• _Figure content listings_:
** start **
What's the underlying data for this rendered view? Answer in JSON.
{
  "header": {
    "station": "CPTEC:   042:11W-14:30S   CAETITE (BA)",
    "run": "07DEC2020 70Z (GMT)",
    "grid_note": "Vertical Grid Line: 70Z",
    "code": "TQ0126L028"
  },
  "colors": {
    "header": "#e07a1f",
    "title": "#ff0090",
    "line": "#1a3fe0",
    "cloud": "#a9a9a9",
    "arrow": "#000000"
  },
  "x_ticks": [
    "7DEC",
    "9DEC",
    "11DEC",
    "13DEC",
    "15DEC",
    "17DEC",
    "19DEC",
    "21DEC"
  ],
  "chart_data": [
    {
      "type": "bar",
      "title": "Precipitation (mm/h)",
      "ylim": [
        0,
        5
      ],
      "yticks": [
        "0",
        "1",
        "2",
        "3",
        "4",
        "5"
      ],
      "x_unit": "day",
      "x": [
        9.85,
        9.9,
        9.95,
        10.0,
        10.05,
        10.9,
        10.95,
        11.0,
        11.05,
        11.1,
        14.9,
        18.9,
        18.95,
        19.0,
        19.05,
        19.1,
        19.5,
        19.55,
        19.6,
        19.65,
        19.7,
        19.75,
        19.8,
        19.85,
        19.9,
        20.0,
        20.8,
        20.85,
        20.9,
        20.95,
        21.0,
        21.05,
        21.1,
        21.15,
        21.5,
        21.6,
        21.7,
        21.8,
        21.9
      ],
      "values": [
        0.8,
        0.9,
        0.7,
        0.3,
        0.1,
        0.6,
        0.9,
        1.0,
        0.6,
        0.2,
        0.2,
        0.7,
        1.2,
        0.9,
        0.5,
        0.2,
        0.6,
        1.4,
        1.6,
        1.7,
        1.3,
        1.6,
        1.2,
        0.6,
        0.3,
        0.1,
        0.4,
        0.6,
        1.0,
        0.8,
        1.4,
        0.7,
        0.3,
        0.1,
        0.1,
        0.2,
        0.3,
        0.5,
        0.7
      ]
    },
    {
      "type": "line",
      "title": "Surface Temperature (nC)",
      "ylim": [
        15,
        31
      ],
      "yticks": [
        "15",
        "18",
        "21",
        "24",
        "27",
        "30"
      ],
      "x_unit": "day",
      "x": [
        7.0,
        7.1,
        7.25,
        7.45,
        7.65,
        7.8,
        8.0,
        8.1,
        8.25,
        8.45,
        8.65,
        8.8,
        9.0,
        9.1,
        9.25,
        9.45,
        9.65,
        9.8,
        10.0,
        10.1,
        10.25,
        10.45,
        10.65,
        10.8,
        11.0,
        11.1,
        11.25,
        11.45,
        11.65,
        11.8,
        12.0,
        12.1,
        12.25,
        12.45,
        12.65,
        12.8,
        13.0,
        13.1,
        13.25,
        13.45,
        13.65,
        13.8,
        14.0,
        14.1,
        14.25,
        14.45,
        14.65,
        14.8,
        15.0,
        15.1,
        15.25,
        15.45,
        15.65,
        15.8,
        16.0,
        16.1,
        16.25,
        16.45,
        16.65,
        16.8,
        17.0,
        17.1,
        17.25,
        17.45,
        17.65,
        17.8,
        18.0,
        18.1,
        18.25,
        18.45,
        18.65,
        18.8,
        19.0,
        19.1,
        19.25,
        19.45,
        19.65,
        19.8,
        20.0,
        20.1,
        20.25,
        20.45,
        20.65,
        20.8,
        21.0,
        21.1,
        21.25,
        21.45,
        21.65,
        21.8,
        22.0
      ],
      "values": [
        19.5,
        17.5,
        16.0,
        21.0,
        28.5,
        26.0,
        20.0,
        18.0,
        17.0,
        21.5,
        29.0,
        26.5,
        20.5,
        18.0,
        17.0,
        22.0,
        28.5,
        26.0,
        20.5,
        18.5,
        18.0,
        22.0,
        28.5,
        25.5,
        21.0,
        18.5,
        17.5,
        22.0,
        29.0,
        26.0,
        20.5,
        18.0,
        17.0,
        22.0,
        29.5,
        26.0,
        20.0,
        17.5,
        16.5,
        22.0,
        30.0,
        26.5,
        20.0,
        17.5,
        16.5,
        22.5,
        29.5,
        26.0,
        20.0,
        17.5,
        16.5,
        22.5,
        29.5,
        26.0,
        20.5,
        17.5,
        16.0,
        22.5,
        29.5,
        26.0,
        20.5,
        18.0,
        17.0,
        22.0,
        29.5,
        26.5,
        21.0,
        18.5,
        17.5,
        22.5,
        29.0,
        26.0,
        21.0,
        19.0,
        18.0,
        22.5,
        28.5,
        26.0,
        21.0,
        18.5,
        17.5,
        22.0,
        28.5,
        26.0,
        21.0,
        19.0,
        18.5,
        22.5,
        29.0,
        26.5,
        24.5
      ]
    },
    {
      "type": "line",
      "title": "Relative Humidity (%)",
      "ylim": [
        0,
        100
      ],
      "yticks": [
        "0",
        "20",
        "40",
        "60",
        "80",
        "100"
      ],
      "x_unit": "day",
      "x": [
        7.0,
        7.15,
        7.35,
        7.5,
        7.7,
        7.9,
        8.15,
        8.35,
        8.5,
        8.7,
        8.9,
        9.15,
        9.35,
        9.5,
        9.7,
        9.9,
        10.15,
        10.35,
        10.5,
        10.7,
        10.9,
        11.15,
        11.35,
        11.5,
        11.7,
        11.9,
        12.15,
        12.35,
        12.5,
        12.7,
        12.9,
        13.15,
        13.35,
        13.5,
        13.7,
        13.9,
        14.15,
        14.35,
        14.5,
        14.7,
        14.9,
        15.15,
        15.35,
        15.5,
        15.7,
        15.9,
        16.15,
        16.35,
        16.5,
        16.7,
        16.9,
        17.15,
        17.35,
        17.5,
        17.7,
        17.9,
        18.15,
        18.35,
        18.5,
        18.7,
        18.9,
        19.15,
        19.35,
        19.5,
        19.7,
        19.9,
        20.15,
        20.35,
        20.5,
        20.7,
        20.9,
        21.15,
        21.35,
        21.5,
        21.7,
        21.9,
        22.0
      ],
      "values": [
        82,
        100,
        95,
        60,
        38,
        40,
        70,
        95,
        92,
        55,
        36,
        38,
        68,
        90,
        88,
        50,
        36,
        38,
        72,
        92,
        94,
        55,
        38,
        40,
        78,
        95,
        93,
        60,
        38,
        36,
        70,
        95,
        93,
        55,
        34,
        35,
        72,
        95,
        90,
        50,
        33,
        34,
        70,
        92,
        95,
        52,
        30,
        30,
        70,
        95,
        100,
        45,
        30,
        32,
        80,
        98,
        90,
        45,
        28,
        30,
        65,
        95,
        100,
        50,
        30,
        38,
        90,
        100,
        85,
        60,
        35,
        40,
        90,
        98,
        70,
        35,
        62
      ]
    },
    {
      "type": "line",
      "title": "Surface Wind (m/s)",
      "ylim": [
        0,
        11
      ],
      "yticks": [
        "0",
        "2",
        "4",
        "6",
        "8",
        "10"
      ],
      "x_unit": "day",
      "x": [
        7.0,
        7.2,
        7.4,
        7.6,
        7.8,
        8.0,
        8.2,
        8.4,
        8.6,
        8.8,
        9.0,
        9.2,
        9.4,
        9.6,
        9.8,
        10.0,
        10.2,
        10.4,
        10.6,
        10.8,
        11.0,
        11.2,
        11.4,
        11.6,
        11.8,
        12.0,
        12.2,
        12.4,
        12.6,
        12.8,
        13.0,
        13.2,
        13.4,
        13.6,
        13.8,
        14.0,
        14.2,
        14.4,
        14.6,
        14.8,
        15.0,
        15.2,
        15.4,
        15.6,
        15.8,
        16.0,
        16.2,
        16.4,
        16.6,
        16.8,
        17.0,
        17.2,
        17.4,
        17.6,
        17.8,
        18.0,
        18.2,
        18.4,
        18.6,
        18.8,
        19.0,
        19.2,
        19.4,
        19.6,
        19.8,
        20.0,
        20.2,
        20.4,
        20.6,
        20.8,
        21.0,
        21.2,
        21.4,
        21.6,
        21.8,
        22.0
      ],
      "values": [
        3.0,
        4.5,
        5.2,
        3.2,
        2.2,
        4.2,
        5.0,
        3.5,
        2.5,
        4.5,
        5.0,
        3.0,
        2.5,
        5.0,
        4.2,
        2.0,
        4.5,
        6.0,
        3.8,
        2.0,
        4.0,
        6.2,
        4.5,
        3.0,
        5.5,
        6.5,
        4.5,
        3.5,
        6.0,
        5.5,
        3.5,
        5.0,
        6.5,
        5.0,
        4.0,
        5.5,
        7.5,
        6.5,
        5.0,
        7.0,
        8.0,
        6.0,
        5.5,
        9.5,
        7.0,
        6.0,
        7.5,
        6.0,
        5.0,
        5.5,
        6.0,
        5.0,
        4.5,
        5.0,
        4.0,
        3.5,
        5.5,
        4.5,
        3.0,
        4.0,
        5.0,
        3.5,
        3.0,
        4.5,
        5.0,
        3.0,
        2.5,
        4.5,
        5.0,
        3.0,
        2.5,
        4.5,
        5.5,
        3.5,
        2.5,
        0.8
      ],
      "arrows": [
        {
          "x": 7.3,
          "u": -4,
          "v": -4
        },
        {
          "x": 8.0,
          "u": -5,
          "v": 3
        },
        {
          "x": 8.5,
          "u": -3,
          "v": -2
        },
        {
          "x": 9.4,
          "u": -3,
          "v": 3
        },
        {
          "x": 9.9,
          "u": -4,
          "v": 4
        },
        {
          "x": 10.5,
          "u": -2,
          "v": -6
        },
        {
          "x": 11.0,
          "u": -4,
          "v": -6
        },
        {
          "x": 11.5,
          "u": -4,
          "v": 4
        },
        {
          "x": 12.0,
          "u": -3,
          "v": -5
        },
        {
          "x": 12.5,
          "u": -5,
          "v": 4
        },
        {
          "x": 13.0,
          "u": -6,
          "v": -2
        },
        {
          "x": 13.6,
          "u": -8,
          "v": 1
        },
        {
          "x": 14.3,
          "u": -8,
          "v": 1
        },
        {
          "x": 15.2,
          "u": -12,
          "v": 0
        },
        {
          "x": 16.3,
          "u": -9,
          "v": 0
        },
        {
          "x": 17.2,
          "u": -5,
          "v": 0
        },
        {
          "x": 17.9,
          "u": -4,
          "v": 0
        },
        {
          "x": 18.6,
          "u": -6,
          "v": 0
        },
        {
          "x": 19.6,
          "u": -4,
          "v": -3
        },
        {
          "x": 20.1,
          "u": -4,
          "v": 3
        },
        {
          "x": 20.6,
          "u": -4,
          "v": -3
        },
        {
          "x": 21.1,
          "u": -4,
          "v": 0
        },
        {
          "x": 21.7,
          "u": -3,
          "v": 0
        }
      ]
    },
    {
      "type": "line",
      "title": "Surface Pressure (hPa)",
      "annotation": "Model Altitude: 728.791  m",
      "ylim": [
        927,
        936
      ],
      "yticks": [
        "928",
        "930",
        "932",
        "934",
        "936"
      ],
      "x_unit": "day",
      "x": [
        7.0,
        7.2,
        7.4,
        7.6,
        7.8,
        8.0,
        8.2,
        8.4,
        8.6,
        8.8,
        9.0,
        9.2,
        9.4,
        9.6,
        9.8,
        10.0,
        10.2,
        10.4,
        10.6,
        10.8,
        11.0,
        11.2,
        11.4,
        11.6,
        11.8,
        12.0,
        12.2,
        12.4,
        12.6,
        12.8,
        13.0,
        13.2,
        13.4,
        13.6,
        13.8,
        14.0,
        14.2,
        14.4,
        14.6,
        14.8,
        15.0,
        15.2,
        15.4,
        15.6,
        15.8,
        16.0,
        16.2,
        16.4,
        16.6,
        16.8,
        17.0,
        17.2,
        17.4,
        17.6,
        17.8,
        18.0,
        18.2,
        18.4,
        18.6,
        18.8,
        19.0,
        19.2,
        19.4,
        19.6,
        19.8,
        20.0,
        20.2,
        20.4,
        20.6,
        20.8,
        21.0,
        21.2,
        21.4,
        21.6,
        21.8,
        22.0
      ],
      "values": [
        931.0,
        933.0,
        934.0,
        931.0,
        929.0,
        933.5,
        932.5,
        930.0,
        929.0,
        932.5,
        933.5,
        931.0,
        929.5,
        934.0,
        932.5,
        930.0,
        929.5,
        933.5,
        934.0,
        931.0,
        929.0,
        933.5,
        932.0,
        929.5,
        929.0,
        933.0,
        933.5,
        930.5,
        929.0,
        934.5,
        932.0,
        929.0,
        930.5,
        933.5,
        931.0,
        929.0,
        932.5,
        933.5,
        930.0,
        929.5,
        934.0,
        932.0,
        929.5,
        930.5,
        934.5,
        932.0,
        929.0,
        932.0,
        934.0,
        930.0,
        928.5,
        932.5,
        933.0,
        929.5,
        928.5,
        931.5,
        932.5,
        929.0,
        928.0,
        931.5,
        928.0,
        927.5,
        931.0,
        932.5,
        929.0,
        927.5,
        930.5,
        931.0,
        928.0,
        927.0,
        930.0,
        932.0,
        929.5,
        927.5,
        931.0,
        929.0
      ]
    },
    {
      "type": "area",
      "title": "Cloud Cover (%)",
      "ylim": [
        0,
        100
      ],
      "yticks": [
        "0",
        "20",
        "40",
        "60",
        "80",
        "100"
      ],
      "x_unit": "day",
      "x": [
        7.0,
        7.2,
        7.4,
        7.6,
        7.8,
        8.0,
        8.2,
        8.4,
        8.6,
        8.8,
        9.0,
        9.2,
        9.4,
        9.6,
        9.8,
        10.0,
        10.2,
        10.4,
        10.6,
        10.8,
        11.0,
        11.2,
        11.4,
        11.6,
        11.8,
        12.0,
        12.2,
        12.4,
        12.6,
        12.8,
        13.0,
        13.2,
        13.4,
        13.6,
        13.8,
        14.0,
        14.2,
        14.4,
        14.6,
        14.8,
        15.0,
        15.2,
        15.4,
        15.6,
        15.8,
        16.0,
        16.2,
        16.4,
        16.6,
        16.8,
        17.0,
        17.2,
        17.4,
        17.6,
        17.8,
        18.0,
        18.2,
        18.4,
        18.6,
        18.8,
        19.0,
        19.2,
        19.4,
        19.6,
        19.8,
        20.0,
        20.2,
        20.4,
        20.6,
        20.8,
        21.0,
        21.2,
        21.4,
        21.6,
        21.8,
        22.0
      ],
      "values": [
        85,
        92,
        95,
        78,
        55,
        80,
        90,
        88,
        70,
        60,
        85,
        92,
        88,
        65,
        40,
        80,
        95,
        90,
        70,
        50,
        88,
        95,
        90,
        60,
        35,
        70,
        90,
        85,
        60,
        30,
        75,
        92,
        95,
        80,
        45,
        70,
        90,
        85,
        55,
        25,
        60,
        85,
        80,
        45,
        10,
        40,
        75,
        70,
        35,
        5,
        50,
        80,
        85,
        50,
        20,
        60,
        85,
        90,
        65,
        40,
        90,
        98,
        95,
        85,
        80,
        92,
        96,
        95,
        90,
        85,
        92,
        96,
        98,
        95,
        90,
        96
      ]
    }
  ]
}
** end **
• _EXERCISE DETAILS_:
Using the data above, copy each line that contains "Surface".

• _RESPONSE TO THIS TASK_:
      "title": "Surface Temperature (nC)",
      "title": "Surface Wind (m/s)",
      "title": "Surface Pressure (hPa)",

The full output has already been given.